Dataset entries on figures:
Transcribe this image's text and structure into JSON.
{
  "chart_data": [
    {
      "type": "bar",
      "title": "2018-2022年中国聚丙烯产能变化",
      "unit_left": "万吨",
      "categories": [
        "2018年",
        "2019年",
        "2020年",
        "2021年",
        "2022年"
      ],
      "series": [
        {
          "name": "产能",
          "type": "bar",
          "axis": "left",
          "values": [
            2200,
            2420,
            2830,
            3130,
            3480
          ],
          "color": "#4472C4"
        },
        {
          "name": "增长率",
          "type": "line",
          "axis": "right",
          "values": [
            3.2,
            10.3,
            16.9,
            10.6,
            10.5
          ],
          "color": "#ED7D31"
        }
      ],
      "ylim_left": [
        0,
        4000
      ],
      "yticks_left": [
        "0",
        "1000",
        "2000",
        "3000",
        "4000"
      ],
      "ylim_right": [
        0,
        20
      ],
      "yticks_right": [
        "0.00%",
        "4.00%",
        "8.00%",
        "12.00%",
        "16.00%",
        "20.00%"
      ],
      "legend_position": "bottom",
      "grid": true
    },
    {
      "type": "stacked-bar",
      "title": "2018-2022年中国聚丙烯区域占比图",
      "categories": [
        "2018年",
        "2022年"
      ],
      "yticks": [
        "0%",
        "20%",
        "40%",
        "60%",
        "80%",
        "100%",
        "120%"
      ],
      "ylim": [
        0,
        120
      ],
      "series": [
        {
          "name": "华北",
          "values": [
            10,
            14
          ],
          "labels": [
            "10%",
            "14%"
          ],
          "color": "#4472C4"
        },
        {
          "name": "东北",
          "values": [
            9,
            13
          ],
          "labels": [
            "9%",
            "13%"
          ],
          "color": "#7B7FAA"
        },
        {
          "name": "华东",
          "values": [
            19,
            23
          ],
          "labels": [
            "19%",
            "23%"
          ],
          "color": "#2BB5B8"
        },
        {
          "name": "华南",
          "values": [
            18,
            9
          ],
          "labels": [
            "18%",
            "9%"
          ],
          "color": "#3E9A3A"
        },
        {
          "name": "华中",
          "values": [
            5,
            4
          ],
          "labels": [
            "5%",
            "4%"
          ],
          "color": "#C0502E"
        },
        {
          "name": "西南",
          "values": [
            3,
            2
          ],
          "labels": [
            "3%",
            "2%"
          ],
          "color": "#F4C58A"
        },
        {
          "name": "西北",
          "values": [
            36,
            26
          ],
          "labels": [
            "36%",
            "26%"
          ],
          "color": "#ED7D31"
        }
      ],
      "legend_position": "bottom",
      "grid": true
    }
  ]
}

*What is needed:*
Reproduce each entry above exactly, keeping every word.

*Answer for this exercise:*
Transcribe this image's text and structure into JSON.
{
  "chart_data": [
    {
      "type": "bar",
      "title": "2018-2022年中国聚丙烯产能变化",
      "unit_left": "万吨",
      "categories": [
        "2018年",
        "2019年",
        "2020年",
        "2021年",
        "2022年"
      ],
      "series": [
        {
          "name": "产能",
          "type": "bar",
          "axis": "left",
          "values": [
            2200,
            2420,
            2830,
            3130,
            3480
          ],
          "color": "#4472C4"
        },
        {
          "name": "增长率",
          "type": "line",
          "axis": "right",
          "values": [
            3.2,
            10.3,
            16.9,
            10.6,
            10.5
          ],
          "color": "#ED7D31"
        }
      ],
      "ylim_left": [
        0,
        4000
      ],
      "yticks_left": [
        "0",
        "1000",
        "2000",
        "3000",
        "4000"
      ],
      "ylim_right": [
        0,
        20
      ],
      "yticks_right": [
        "0.00%",
        "4.00%",
        "8.00%",
        "12.00%",
        "16.00%",
        "20.00%"
      ],
      "legend_position": "bottom",
      "grid": true
    },
    {
      "type": "stacked-bar",
      "title": "2018-2022年中国聚丙烯区域占比图",
      "categories": [
        "2018年",
        "2022年"
      ],
      "yticks": [
        "0%",
        "20%",
        "40%",
        "60%",
        "80%",
        "100%",
        "120%"
      ],
      "ylim": [
        0,
        120
      ],
      "series": [
        {
          "name": "华北",
          "values": [
            10,
            14
          ],
          "labels": [
            "10%",
            "14%"
          ],
          "color": "#4472C4"
        },
        {
          "name": "东北",
          "values": [
            9,
            13
          ],
          "labels": [
            "9%",
            "13%"
          ],
          "color": "#7B7FAA"
        },
        {
          "name": "华东",
          "values": [
            19,
            23
          ],
          "labels": [
            "19%",
            "23%"
          ],
          "color": "#2BB5B8"
        },
        {
          "name": "华南",
          "values": [
            18,
            9
          ],
          "labels": [
            "18%",
            "9%"
          ],
          "color": "#3E9A3A"
        },
        {
          "name": "华中",
          "values": [
            5,
            4
          ],
          "labels": [
            "5%",
            "4%"
          ],
          "color": "#C0502E"
        },
        {
          "name": "西南",
          "values": [
            3,
            2
          ],
          "labels": [
            "3%",
            "2%"
          ],
          "color": "#F4C58A"
        },
        {
          "name": "西北",
          "values": [
            36,
            26
          ],
          "labels": [
            "36%",
            "26%"
          ],
          "color": "#ED7D31"
        }
      ],
      "legend_position": "bottom",
      "grid": true
    }
  ]
}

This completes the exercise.